§ **How to complete this task**
Find every line of the listing below where "Health" appears, and copy it.

§ **Data to process**
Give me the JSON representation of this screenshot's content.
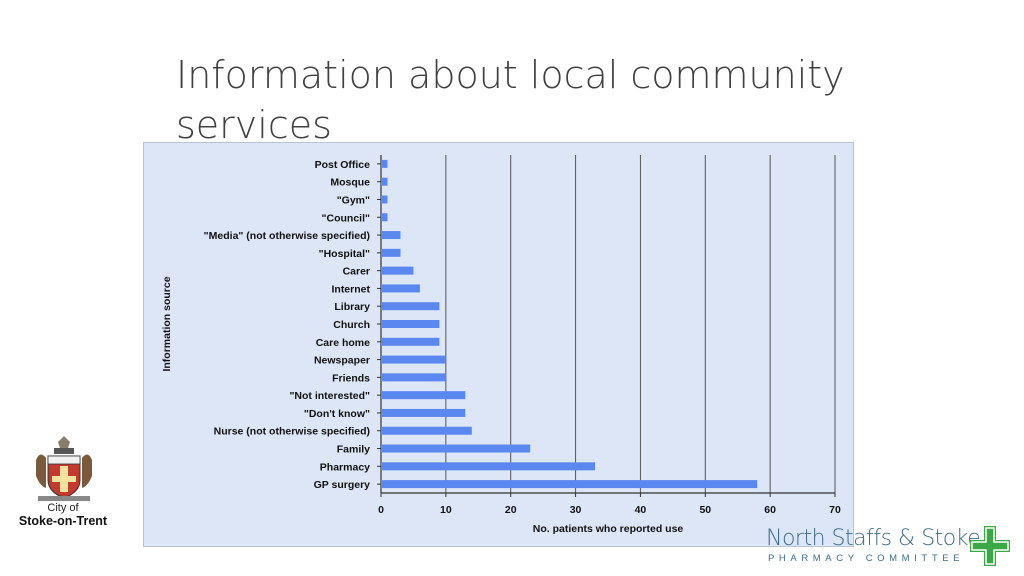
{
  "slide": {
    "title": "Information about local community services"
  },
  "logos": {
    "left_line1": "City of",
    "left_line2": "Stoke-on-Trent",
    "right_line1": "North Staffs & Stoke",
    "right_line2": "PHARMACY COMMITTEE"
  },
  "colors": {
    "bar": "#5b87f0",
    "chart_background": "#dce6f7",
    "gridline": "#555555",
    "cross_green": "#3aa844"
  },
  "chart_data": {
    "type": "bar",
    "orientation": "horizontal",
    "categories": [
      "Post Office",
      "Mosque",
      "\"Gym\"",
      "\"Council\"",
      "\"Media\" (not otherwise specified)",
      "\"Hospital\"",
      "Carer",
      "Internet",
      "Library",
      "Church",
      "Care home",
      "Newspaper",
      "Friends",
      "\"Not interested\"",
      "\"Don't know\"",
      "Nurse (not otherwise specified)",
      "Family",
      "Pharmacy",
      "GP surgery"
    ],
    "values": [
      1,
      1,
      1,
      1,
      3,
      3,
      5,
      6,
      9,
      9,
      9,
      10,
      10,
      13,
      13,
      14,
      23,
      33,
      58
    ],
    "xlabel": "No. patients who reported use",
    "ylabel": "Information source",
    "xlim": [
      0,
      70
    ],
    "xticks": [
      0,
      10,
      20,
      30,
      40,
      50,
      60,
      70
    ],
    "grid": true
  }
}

==

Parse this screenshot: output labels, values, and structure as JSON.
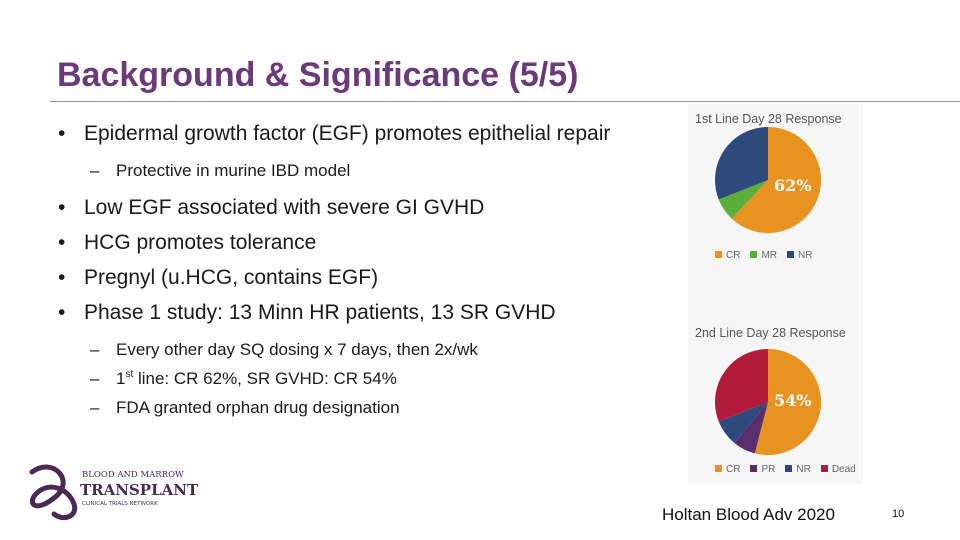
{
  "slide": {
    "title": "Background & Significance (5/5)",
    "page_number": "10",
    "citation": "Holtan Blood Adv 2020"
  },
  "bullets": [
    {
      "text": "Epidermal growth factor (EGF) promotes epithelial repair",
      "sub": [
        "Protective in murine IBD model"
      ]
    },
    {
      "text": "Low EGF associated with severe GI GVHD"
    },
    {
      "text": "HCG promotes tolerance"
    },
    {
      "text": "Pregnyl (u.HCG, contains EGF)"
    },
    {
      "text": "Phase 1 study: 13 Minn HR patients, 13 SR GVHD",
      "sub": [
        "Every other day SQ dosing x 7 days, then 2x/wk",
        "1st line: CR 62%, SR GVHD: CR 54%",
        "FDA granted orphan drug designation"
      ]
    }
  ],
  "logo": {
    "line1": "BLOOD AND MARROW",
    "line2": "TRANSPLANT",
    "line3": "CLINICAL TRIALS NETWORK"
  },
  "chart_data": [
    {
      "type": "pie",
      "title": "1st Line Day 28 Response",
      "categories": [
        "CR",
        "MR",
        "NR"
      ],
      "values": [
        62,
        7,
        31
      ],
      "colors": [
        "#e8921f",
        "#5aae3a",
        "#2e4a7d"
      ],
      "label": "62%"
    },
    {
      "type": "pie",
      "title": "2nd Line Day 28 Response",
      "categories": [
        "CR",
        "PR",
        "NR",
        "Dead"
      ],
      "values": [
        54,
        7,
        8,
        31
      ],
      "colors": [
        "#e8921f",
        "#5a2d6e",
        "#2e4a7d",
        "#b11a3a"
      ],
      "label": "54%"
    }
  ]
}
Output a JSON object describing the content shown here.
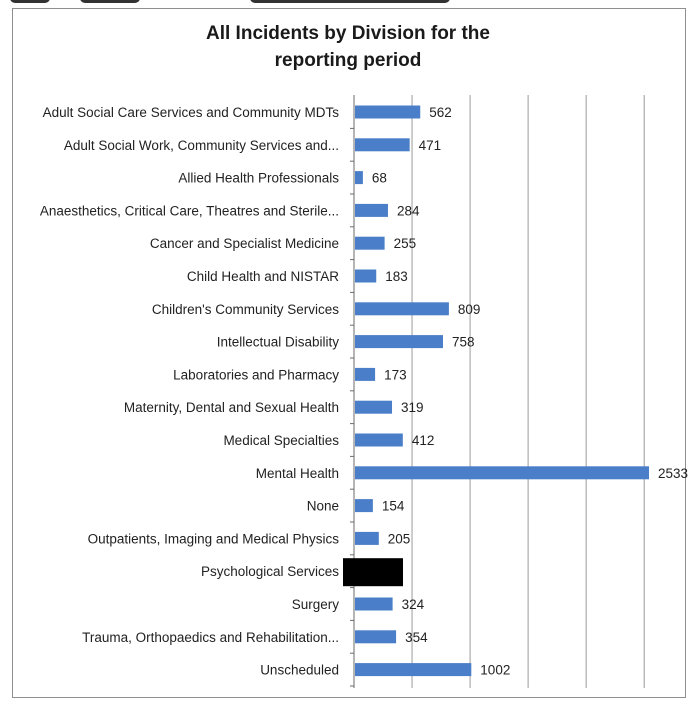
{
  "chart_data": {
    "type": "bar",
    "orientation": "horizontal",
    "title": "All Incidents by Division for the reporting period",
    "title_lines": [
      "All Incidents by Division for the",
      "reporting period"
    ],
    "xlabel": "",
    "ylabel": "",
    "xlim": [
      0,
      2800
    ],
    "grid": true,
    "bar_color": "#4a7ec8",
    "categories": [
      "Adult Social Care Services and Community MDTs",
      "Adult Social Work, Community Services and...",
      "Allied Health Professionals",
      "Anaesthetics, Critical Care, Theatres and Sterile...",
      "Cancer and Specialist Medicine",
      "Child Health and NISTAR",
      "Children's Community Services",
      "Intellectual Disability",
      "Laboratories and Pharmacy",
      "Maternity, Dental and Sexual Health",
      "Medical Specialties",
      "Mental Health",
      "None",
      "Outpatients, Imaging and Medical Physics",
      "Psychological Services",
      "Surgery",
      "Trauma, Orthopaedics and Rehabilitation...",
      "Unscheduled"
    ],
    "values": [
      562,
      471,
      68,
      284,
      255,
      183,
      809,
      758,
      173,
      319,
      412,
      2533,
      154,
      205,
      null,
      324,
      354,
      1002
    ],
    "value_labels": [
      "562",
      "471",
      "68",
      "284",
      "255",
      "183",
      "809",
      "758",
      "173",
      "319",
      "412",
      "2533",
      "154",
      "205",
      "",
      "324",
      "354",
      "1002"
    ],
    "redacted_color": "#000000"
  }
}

==

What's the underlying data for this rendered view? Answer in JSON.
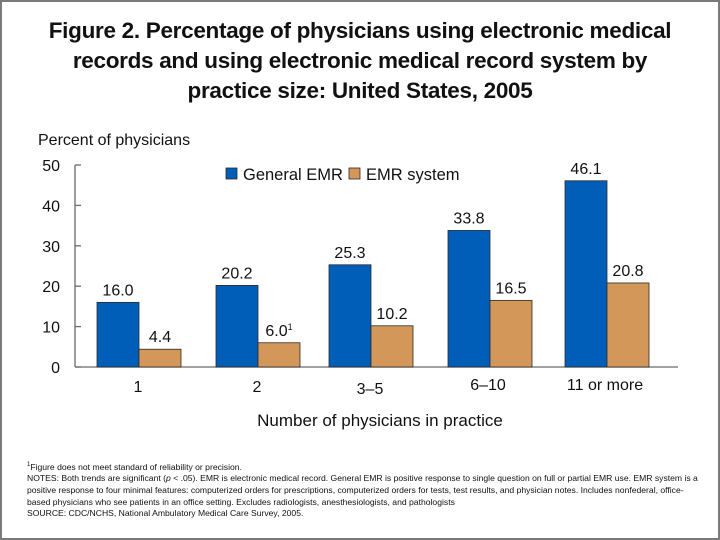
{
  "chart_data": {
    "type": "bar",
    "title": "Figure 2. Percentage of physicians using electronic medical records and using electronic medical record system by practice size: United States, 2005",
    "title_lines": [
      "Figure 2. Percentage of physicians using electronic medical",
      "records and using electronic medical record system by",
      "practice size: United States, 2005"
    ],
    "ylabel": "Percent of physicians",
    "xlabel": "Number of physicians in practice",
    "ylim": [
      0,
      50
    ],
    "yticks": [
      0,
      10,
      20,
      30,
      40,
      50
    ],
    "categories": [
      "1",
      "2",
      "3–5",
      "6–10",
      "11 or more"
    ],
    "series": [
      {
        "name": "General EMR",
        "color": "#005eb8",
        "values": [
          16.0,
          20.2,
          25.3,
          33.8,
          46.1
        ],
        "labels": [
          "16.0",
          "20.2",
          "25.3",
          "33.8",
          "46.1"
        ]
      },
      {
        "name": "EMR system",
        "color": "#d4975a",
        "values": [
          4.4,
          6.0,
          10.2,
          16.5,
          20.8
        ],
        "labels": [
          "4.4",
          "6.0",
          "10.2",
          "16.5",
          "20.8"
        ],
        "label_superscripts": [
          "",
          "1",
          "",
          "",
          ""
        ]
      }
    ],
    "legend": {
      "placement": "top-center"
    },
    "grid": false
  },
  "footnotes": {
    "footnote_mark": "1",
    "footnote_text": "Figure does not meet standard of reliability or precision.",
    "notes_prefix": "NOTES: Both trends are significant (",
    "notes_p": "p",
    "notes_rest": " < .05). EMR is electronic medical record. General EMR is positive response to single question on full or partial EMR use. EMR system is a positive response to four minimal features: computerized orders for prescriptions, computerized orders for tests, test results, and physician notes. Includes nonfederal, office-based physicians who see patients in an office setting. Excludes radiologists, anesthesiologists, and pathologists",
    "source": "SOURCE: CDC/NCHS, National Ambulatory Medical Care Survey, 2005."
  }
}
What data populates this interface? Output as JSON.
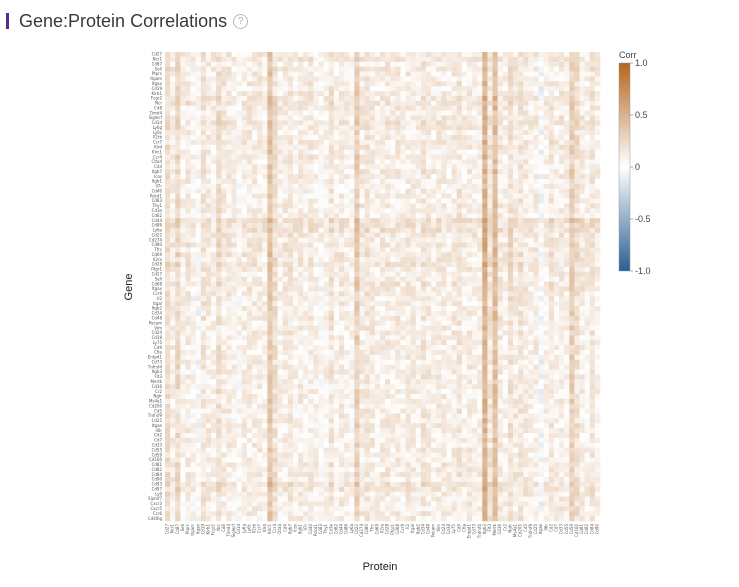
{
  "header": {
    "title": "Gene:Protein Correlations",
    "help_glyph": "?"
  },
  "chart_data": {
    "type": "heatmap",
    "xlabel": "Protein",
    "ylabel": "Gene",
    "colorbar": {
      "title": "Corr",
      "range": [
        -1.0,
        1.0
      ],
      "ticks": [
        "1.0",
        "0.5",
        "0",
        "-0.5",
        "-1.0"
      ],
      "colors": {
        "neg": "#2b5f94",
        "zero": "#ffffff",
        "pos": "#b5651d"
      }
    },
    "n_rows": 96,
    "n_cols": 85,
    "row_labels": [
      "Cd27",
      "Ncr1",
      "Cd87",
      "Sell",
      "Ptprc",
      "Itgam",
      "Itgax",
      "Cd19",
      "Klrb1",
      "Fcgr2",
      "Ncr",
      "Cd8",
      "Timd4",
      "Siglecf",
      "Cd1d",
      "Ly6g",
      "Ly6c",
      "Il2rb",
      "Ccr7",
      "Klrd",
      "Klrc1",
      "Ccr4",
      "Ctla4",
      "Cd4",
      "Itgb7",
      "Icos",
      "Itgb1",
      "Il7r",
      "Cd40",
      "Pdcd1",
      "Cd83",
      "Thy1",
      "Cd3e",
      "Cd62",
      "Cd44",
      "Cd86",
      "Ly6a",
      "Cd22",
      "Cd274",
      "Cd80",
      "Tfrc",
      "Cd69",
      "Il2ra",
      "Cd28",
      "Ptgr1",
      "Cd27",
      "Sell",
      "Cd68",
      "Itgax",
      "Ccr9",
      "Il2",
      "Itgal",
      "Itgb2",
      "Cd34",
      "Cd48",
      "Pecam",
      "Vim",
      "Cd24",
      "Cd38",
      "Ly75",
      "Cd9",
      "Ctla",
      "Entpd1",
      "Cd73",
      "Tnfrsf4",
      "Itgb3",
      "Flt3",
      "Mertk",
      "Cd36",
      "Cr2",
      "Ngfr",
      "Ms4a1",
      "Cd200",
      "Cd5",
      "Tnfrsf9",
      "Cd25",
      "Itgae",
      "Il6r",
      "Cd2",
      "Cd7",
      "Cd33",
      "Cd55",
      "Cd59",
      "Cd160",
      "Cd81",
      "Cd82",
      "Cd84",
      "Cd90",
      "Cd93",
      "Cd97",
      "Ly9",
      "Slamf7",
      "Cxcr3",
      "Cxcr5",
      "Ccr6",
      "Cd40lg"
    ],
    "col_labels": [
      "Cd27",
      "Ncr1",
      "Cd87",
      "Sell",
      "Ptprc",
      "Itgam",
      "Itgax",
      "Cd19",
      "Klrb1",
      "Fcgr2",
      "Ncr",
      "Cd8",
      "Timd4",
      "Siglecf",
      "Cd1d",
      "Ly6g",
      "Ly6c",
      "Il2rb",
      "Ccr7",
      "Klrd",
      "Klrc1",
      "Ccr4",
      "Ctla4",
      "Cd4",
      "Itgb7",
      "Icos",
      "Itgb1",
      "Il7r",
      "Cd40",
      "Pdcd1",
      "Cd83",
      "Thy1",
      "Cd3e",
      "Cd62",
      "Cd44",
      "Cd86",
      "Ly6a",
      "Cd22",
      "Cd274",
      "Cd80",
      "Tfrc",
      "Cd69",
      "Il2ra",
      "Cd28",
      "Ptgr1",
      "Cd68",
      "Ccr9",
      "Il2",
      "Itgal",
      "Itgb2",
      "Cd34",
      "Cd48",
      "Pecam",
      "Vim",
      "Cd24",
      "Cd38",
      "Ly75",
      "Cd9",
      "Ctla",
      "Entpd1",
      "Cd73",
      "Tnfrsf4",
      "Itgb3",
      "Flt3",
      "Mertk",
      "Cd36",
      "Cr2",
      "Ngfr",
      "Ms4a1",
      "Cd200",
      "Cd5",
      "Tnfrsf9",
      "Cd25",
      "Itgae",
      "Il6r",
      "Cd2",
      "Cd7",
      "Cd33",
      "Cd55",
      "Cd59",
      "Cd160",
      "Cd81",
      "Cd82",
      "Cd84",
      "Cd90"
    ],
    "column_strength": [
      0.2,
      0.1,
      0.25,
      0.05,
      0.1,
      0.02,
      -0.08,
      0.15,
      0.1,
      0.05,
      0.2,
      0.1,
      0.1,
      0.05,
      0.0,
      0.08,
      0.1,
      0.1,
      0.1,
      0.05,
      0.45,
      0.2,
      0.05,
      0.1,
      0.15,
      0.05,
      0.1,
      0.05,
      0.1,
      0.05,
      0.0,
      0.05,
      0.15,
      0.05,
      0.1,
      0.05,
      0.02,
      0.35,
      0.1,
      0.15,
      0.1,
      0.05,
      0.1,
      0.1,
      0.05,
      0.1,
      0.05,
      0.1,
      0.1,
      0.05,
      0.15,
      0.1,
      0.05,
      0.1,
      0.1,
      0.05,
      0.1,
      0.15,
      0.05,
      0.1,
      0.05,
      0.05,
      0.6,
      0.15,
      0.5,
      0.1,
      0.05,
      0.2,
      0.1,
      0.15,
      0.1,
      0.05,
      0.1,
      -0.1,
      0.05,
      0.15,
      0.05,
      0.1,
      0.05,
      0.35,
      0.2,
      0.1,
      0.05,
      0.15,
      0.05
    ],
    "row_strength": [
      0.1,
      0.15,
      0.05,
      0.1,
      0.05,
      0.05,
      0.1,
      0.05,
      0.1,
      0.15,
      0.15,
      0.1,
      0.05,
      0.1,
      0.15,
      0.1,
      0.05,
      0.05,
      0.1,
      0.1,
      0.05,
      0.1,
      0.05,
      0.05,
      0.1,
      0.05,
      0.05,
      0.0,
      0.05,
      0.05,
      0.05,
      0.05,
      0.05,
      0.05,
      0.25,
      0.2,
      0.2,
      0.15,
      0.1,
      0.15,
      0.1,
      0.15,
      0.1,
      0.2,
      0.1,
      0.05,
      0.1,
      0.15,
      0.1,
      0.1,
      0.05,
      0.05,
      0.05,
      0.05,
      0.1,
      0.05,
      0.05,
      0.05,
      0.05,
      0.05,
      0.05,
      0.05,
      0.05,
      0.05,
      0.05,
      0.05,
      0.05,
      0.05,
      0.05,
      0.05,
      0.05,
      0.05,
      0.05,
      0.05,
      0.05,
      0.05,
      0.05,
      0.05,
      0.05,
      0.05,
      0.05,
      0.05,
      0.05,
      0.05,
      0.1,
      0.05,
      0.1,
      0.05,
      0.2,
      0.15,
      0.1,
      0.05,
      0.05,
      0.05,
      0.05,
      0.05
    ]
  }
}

§ **Reply to the task**
      "Allied Health Professionals",
      "Child Health and NISTAR",
      "Maternity, Dental and Sexual Health",
      "Mental Health",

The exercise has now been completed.